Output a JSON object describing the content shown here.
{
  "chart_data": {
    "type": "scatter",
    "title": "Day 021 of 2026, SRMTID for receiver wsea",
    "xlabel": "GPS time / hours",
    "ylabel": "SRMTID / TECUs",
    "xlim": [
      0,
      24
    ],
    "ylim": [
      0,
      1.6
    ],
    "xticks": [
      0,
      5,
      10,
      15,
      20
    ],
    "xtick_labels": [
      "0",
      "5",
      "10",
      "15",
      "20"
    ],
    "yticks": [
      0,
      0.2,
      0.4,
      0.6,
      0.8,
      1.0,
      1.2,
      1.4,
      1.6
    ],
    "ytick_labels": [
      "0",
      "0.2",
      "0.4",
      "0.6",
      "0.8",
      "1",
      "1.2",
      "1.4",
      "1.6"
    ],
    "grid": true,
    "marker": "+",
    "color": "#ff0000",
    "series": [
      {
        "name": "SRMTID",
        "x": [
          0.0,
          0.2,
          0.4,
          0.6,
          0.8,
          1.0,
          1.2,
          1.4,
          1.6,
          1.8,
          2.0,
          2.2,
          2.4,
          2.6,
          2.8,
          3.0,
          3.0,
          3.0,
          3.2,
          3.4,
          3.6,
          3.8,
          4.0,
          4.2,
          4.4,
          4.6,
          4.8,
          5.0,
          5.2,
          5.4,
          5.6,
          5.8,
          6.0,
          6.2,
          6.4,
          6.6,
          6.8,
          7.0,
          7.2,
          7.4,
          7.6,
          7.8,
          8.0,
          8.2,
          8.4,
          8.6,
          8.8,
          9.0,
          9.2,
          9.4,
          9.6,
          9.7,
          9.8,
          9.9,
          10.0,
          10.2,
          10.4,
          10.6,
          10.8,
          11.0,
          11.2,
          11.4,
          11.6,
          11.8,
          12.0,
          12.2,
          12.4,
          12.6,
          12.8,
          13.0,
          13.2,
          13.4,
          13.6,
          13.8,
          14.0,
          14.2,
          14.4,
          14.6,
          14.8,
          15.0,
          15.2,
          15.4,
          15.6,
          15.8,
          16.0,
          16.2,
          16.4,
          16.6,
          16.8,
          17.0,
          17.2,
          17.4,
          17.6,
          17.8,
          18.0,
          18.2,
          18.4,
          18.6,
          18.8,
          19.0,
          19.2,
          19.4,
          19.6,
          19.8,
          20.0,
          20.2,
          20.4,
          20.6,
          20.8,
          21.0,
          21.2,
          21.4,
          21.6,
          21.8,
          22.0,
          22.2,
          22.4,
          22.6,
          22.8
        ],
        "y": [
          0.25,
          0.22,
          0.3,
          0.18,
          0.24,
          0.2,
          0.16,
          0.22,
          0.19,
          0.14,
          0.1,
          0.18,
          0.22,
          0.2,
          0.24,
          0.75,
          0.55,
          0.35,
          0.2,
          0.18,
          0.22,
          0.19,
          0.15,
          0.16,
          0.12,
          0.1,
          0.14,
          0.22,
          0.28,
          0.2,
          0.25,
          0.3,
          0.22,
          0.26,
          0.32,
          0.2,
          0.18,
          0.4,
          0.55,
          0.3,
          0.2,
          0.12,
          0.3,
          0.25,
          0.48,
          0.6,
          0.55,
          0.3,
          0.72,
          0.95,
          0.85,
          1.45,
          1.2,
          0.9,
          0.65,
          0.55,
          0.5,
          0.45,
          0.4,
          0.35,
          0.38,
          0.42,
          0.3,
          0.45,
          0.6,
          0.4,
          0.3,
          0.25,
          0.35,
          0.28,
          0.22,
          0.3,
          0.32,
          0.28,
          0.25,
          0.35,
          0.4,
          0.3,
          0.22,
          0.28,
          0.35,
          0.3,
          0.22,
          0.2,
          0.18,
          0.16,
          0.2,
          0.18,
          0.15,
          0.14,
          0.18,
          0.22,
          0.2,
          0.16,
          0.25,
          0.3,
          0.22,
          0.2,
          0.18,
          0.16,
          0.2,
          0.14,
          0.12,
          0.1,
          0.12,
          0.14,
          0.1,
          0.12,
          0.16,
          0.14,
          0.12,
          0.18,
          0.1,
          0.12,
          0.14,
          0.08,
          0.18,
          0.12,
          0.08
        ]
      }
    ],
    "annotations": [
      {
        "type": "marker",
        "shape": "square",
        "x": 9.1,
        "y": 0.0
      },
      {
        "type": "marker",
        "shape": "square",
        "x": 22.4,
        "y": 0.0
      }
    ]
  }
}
◇ ◇ ◇ ◇ ◇ ◇ ◇
__Given instruction__. Extract the complete data, matching each line exactly.

__Exercise response__.
Output a JSON object describing the content shown here.
{
  "chart_data": {
    "type": "scatter",
    "title": "Day 021 of 2026, SRMTID for receiver wsea",
    "xlabel": "GPS time / hours",
    "ylabel": "SRMTID / TECUs",
    "xlim": [
      0,
      24
    ],
    "ylim": [
      0,
      1.6
    ],
    "xticks": [
      0,
      5,
      10,
      15,
      20
    ],
    "xtick_labels": [
      "0",
      "5",
      "10",
      "15",
      "20"
    ],
    "yticks": [
      0,
      0.2,
      0.4,
      0.6,
      0.8,
      1.0,
      1.2,
      1.4,
      1.6
    ],
    "ytick_labels": [
      "0",
      "0.2",
      "0.4",
      "0.6",
      "0.8",
      "1",
      "1.2",
      "1.4",
      "1.6"
    ],
    "grid": true,
    "marker": "+",
    "color": "#ff0000",
    "series": [
      {
        "name": "SRMTID",
        "x": [
          0.0,
          0.2,
          0.4,
          0.6,
          0.8,
          1.0,
          1.2,
          1.4,
          1.6,
          1.8,
          2.0,
          2.2,
          2.4,
          2.6,
          2.8,
          3.0,
          3.0,
          3.0,
          3.2,
          3.4,
          3.6,
          3.8,
          4.0,
          4.2,
          4.4,
          4.6,
          4.8,
          5.0,
          5.2,
          5.4,
          5.6,
          5.8,
          6.0,
          6.2,
          6.4,
          6.6,
          6.8,
          7.0,
          7.2,
          7.4,
          7.6,
          7.8,
          8.0,
          8.2,
          8.4,
          8.6,
          8.8,
          9.0,
          9.2,
          9.4,
          9.6,
          9.7,
          9.8,
          9.9,
          10.0,
          10.2,
          10.4,
          10.6,
          10.8,
          11.0,
          11.2,
          11.4,
          11.6,
          11.8,
          12.0,
          12.2,
          12.4,
          12.6,
          12.8,
          13.0,
          13.2,
          13.4,
          13.6,
          13.8,
          14.0,
          14.2,
          14.4,
          14.6,
          14.8,
          15.0,
          15.2,
          15.4,
          15.6,
          15.8,
          16.0,
          16.2,
          16.4,
          16.6,
          16.8,
          17.0,
          17.2,
          17.4,
          17.6,
          17.8,
          18.0,
          18.2,
          18.4,
          18.6,
          18.8,
          19.0,
          19.2,
          19.4,
          19.6,
          19.8,
          20.0,
          20.2,
          20.4,
          20.6,
          20.8,
          21.0,
          21.2,
          21.4,
          21.6,
          21.8,
          22.0,
          22.2,
          22.4,
          22.6,
          22.8
        ],
        "y": [
          0.25,
          0.22,
          0.3,
          0.18,
          0.24,
          0.2,
          0.16,
          0.22,
          0.19,
          0.14,
          0.1,
          0.18,
          0.22,
          0.2,
          0.24,
          0.75,
          0.55,
          0.35,
          0.2,
          0.18,
          0.22,
          0.19,
          0.15,
          0.16,
          0.12,
          0.1,
          0.14,
          0.22,
          0.28,
          0.2,
          0.25,
          0.3,
          0.22,
          0.26,
          0.32,
          0.2,
          0.18,
          0.4,
          0.55,
          0.3,
          0.2,
          0.12,
          0.3,
          0.25,
          0.48,
          0.6,
          0.55,
          0.3,
          0.72,
          0.95,
          0.85,
          1.45,
          1.2,
          0.9,
          0.65,
          0.55,
          0.5,
          0.45,
          0.4,
          0.35,
          0.38,
          0.42,
          0.3,
          0.45,
          0.6,
          0.4,
          0.3,
          0.25,
          0.35,
          0.28,
          0.22,
          0.3,
          0.32,
          0.28,
          0.25,
          0.35,
          0.4,
          0.3,
          0.22,
          0.28,
          0.35,
          0.3,
          0.22,
          0.2,
          0.18,
          0.16,
          0.2,
          0.18,
          0.15,
          0.14,
          0.18,
          0.22,
          0.2,
          0.16,
          0.25,
          0.3,
          0.22,
          0.2,
          0.18,
          0.16,
          0.2,
          0.14,
          0.12,
          0.1,
          0.12,
          0.14,
          0.1,
          0.12,
          0.16,
          0.14,
          0.12,
          0.18,
          0.1,
          0.12,
          0.14,
          0.08,
          0.18,
          0.12,
          0.08
        ]
      }
    ],
    "annotations": [
      {
        "type": "marker",
        "shape": "square",
        "x": 9.1,
        "y": 0.0
      },
      {
        "type": "marker",
        "shape": "square",
        "x": 22.4,
        "y": 0.0
      }
    ]
  }
}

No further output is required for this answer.